## What is expected
Report all lines holding "الدرسي".

Stored data
------------------------------
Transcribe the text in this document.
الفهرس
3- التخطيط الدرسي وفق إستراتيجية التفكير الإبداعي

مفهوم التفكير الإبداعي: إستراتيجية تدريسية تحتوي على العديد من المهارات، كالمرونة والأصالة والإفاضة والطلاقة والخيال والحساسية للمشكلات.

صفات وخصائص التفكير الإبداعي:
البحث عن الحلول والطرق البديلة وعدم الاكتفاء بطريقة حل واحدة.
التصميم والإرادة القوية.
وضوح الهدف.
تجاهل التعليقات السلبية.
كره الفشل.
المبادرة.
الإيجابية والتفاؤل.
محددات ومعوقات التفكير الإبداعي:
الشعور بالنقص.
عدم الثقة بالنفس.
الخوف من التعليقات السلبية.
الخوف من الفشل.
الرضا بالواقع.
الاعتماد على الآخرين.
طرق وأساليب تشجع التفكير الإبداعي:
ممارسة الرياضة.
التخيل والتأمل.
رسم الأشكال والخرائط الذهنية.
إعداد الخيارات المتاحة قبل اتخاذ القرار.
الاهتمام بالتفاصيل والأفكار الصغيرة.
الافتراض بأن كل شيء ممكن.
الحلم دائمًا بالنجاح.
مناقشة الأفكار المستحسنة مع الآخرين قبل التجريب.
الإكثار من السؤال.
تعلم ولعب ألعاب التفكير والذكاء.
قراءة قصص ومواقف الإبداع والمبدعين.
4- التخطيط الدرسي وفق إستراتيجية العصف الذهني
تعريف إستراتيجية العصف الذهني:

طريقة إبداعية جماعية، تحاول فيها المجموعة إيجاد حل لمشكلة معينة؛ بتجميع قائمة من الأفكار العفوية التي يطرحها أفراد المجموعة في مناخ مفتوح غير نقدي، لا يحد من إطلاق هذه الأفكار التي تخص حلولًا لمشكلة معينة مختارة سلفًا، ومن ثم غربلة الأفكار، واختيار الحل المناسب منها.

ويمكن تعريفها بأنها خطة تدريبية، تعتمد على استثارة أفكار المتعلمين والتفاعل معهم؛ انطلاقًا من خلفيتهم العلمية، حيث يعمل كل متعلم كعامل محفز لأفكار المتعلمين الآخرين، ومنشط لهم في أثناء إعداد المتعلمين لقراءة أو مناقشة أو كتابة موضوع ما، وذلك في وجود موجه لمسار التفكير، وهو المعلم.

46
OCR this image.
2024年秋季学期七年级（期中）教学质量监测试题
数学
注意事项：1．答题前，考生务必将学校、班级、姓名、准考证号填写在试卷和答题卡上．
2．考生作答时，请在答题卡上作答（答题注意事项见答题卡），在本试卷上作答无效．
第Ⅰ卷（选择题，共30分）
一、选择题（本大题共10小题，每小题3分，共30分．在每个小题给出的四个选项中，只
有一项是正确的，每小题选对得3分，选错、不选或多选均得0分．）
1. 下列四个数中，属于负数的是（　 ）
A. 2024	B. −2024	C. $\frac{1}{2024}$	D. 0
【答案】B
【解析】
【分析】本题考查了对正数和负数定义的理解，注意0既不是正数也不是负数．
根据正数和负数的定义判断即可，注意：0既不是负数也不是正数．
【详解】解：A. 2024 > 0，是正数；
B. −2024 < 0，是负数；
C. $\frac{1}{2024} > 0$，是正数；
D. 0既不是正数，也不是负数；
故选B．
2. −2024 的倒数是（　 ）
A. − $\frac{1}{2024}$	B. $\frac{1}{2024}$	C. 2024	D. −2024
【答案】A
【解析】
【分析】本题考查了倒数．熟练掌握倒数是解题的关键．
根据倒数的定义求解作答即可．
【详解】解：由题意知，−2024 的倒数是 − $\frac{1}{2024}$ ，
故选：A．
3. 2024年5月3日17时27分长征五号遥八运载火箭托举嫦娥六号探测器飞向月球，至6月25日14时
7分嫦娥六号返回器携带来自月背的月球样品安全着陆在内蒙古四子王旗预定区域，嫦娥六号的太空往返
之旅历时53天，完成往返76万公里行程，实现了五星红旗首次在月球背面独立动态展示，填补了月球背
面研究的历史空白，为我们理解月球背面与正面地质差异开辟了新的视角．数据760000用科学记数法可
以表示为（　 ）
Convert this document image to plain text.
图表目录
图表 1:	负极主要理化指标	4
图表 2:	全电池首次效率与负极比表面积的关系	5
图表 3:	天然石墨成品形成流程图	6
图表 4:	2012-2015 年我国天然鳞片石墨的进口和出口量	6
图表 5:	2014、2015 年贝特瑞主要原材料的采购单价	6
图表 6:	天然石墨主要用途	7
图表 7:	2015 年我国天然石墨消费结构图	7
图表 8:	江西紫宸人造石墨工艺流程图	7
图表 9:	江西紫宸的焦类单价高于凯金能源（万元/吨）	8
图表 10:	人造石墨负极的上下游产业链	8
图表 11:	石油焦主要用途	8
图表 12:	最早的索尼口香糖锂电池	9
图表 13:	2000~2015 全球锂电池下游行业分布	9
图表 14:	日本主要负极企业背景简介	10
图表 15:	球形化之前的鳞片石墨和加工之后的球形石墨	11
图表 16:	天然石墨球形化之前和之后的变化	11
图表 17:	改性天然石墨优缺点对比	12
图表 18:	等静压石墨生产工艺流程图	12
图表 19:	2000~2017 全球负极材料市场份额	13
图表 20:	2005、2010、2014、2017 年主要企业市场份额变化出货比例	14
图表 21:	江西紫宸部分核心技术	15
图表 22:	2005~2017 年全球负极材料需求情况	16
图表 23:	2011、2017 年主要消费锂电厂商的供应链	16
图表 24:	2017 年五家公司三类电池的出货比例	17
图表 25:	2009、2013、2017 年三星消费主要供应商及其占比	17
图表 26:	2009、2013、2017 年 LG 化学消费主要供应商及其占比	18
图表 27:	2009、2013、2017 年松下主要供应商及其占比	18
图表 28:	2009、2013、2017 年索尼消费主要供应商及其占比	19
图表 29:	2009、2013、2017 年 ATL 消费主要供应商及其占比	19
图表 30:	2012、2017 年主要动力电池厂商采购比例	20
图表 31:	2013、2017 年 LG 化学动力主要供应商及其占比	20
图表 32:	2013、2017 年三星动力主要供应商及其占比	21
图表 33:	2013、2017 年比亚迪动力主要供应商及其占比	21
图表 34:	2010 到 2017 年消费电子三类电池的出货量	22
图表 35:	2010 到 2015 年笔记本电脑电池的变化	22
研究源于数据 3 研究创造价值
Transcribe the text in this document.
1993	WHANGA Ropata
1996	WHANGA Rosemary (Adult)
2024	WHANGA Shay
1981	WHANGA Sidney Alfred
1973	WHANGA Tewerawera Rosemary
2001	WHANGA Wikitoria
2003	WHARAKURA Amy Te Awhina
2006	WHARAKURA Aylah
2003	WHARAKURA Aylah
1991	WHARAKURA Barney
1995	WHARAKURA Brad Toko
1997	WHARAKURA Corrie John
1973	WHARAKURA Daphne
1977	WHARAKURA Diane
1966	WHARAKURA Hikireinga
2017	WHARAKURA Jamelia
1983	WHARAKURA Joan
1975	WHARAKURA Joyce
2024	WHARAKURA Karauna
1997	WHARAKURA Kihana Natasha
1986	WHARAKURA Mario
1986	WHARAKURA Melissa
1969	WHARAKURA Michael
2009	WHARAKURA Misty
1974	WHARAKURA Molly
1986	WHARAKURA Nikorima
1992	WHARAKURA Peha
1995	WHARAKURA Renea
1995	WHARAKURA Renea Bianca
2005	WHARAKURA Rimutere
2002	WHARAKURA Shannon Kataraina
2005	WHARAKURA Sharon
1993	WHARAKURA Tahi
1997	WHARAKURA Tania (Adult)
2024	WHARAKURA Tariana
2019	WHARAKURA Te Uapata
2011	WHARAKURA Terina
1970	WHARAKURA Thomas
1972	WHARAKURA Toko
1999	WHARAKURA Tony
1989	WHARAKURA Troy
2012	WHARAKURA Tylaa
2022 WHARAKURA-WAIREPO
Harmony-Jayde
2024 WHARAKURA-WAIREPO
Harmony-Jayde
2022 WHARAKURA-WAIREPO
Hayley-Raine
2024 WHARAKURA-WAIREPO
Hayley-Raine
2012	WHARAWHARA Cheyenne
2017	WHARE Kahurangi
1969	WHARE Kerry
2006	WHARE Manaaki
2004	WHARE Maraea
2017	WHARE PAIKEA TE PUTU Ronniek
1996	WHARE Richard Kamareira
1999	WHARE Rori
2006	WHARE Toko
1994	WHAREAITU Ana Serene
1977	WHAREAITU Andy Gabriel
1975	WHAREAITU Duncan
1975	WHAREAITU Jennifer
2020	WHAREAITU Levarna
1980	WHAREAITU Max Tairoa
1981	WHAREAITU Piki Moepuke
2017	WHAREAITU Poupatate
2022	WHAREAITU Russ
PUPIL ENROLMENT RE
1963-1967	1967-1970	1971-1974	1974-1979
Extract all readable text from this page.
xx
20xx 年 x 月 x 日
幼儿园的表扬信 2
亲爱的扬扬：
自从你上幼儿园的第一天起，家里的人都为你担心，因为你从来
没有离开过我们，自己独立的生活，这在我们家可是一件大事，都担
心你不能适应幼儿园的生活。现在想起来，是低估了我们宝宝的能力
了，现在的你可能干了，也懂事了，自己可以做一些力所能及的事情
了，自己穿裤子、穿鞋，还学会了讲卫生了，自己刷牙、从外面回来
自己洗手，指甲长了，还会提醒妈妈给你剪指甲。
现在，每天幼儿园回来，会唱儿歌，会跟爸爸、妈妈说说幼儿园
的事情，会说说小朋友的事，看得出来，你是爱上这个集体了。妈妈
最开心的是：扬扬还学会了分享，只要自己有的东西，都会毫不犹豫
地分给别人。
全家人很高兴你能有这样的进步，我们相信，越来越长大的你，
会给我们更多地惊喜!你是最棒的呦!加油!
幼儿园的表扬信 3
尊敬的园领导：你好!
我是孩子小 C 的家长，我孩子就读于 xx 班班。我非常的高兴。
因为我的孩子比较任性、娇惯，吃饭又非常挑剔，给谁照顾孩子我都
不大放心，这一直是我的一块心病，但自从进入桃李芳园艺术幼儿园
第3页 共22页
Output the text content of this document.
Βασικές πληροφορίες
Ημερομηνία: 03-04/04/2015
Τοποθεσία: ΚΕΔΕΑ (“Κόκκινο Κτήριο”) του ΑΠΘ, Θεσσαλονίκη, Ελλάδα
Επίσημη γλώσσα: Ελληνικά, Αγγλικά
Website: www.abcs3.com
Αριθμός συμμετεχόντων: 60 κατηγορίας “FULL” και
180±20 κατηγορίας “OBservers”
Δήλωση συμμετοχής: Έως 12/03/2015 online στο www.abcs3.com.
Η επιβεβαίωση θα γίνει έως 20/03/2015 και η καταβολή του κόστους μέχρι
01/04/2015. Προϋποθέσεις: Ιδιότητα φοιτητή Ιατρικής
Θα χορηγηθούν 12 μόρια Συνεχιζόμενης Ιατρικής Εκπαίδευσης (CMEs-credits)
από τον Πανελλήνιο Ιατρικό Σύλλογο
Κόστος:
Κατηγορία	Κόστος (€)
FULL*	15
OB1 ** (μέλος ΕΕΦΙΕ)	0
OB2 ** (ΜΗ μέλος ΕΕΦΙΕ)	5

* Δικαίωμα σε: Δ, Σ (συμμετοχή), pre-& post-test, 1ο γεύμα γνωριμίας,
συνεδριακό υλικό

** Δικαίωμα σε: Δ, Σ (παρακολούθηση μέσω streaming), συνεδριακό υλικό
------------------------------
## Finished answer
3- التخطيط الدرسي وفق إستراتيجية التفكير الإبداعي
4- التخطيط الدرسي وفق إستراتيجية العصف الذهني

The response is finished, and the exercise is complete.